##### INFORMATION PROVIDED

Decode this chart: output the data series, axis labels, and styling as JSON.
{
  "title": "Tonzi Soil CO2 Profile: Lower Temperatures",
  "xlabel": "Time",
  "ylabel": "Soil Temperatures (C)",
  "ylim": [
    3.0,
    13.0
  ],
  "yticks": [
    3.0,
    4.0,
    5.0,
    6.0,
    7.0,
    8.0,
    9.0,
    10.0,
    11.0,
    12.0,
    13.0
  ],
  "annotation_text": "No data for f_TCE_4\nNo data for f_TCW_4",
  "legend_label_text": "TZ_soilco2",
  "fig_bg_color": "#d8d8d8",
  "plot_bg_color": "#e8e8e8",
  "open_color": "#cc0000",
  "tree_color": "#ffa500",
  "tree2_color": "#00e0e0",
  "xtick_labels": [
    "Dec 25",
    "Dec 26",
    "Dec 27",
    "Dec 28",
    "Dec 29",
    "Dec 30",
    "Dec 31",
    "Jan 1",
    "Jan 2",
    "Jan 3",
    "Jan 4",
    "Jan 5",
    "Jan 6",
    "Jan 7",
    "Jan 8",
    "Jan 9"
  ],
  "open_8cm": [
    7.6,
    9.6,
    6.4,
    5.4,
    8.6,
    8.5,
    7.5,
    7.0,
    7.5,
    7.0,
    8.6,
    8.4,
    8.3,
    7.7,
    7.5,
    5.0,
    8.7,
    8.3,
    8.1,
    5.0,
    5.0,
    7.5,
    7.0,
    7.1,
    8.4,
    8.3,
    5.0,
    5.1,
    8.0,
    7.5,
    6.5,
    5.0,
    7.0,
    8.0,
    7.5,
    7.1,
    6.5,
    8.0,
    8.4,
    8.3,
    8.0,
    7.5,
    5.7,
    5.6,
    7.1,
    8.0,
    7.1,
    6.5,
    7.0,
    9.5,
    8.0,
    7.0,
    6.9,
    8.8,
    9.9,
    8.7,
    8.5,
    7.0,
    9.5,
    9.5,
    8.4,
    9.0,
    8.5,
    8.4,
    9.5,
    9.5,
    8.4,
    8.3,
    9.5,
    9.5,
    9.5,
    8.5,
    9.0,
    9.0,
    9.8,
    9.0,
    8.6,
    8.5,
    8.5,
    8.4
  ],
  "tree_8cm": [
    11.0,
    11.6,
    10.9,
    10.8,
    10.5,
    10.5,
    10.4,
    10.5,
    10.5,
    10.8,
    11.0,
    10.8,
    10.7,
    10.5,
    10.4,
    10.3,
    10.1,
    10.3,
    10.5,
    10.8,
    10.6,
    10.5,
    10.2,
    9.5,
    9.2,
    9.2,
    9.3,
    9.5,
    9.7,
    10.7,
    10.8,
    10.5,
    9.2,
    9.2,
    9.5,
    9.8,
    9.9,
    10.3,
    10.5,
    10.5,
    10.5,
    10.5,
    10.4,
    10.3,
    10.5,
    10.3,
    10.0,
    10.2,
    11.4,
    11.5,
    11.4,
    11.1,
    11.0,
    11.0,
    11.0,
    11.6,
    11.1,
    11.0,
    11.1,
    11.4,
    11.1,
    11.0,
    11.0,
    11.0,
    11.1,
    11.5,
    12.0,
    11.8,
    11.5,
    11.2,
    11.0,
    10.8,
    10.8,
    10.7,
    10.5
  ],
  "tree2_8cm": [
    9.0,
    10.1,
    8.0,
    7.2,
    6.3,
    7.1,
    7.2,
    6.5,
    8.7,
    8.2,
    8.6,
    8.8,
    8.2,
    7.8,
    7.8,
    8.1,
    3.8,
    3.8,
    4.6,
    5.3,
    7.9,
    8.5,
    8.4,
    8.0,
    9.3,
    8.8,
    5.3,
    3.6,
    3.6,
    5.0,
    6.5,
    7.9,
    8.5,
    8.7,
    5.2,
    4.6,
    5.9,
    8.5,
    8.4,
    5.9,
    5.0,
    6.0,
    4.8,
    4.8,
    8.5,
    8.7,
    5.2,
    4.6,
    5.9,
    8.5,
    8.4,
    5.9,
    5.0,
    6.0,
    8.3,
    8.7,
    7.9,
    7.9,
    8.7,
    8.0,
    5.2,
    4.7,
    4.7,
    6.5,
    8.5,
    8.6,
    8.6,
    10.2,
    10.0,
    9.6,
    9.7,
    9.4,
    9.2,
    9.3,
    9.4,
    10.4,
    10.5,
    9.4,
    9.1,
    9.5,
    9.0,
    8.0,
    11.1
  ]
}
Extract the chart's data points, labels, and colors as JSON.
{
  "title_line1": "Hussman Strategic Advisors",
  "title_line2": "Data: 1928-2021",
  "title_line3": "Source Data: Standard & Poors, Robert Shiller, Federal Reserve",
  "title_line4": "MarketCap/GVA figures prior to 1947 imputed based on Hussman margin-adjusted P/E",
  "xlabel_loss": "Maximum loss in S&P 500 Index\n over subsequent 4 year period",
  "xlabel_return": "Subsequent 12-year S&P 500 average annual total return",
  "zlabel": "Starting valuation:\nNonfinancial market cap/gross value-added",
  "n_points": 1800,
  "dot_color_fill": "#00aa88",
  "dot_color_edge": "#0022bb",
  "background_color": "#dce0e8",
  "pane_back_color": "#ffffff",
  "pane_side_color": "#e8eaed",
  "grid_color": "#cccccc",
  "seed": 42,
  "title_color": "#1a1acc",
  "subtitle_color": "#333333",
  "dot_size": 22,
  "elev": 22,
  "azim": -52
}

##########

=== PROBLEM DETAILS ===
Every entry must be output again, exactly as written above.

=== WORKED ANSWER ===
Decode this chart: output the data series, axis labels, and styling as JSON.
{
  "title": "Tonzi Soil CO2 Profile: Lower Temperatures",
  "xlabel": "Time",
  "ylabel": "Soil Temperatures (C)",
  "ylim": [
    3.0,
    13.0
  ],
  "yticks": [
    3.0,
    4.0,
    5.0,
    6.0,
    7.0,
    8.0,
    9.0,
    10.0,
    11.0,
    12.0,
    13.0
  ],
  "annotation_text": "No data for f_TCE_4\nNo data for f_TCW_4",
  "legend_label_text": "TZ_soilco2",
  "fig_bg_color": "#d8d8d8",
  "plot_bg_color": "#e8e8e8",
  "open_color": "#cc0000",
  "tree_color": "#ffa500",
  "tree2_color": "#00e0e0",
  "xtick_labels": [
    "Dec 25",
    "Dec 26",
    "Dec 27",
    "Dec 28",
    "Dec 29",
    "Dec 30",
    "Dec 31",
    "Jan 1",
    "Jan 2",
    "Jan 3",
    "Jan 4",
    "Jan 5",
    "Jan 6",
    "Jan 7",
    "Jan 8",
    "Jan 9"
  ],
  "open_8cm": [
    7.6,
    9.6,
    6.4,
    5.4,
    8.6,
    8.5,
    7.5,
    7.0,
    7.5,
    7.0,
    8.6,
    8.4,
    8.3,
    7.7,
    7.5,
    5.0,
    8.7,
    8.3,
    8.1,
    5.0,
    5.0,
    7.5,
    7.0,
    7.1,
    8.4,
    8.3,
    5.0,
    5.1,
    8.0,
    7.5,
    6.5,
    5.0,
    7.0,
    8.0,
    7.5,
    7.1,
    6.5,
    8.0,
    8.4,
    8.3,
    8.0,
    7.5,
    5.7,
    5.6,
    7.1,
    8.0,
    7.1,
    6.5,
    7.0,
    9.5,
    8.0,
    7.0,
    6.9,
    8.8,
    9.9,
    8.7,
    8.5,
    7.0,
    9.5,
    9.5,
    8.4,
    9.0,
    8.5,
    8.4,
    9.5,
    9.5,
    8.4,
    8.3,
    9.5,
    9.5,
    9.5,
    8.5,
    9.0,
    9.0,
    9.8,
    9.0,
    8.6,
    8.5,
    8.5,
    8.4
  ],
  "tree_8cm": [
    11.0,
    11.6,
    10.9,
    10.8,
    10.5,
    10.5,
    10.4,
    10.5,
    10.5,
    10.8,
    11.0,
    10.8,
    10.7,
    10.5,
    10.4,
    10.3,
    10.1,
    10.3,
    10.5,
    10.8,
    10.6,
    10.5,
    10.2,
    9.5,
    9.2,
    9.2,
    9.3,
    9.5,
    9.7,
    10.7,
    10.8,
    10.5,
    9.2,
    9.2,
    9.5,
    9.8,
    9.9,
    10.3,
    10.5,
    10.5,
    10.5,
    10.5,
    10.4,
    10.3,
    10.5,
    10.3,
    10.0,
    10.2,
    11.4,
    11.5,
    11.4,
    11.1,
    11.0,
    11.0,
    11.0,
    11.6,
    11.1,
    11.0,
    11.1,
    11.4,
    11.1,
    11.0,
    11.0,
    11.0,
    11.1,
    11.5,
    12.0,
    11.8,
    11.5,
    11.2,
    11.0,
    10.8,
    10.8,
    10.7,
    10.5
  ],
  "tree2_8cm": [
    9.0,
    10.1,
    8.0,
    7.2,
    6.3,
    7.1,
    7.2,
    6.5,
    8.7,
    8.2,
    8.6,
    8.8,
    8.2,
    7.8,
    7.8,
    8.1,
    3.8,
    3.8,
    4.6,
    5.3,
    7.9,
    8.5,
    8.4,
    8.0,
    9.3,
    8.8,
    5.3,
    3.6,
    3.6,
    5.0,
    6.5,
    7.9,
    8.5,
    8.7,
    5.2,
    4.6,
    5.9,
    8.5,
    8.4,
    5.9,
    5.0,
    6.0,
    4.8,
    4.8,
    8.5,
    8.7,
    5.2,
    4.6,
    5.9,
    8.5,
    8.4,
    5.9,
    5.0,
    6.0,
    8.3,
    8.7,
    7.9,
    7.9,
    8.7,
    8.0,
    5.2,
    4.7,
    4.7,
    6.5,
    8.5,
    8.6,
    8.6,
    10.2,
    10.0,
    9.6,
    9.7,
    9.4,
    9.2,
    9.3,
    9.4,
    10.4,
    10.5,
    9.4,
    9.1,
    9.5,
    9.0,
    8.0,
    11.1
  ]
}
Extract the chart's data points, labels, and colors as JSON.
{
  "title_line1": "Hussman Strategic Advisors",
  "title_line2": "Data: 1928-2021",
  "title_line3": "Source Data: Standard & Poors, Robert Shiller, Federal Reserve",
  "title_line4": "MarketCap/GVA figures prior to 1947 imputed based on Hussman margin-adjusted P/E",
  "xlabel_loss": "Maximum loss in S&P 500 Index\n over subsequent 4 year period",
  "xlabel_return": "Subsequent 12-year S&P 500 average annual total return",
  "zlabel": "Starting valuation:\nNonfinancial market cap/gross value-added",
  "n_points": 1800,
  "dot_color_fill": "#00aa88",
  "dot_color_edge": "#0022bb",
  "background_color": "#dce0e8",
  "pane_back_color": "#ffffff",
  "pane_side_color": "#e8eaed",
  "grid_color": "#cccccc",
  "seed": 42,
  "title_color": "#1a1acc",
  "subtitle_color": "#333333",
  "dot_size": 22,
  "elev": 22,
  "azim": -52
}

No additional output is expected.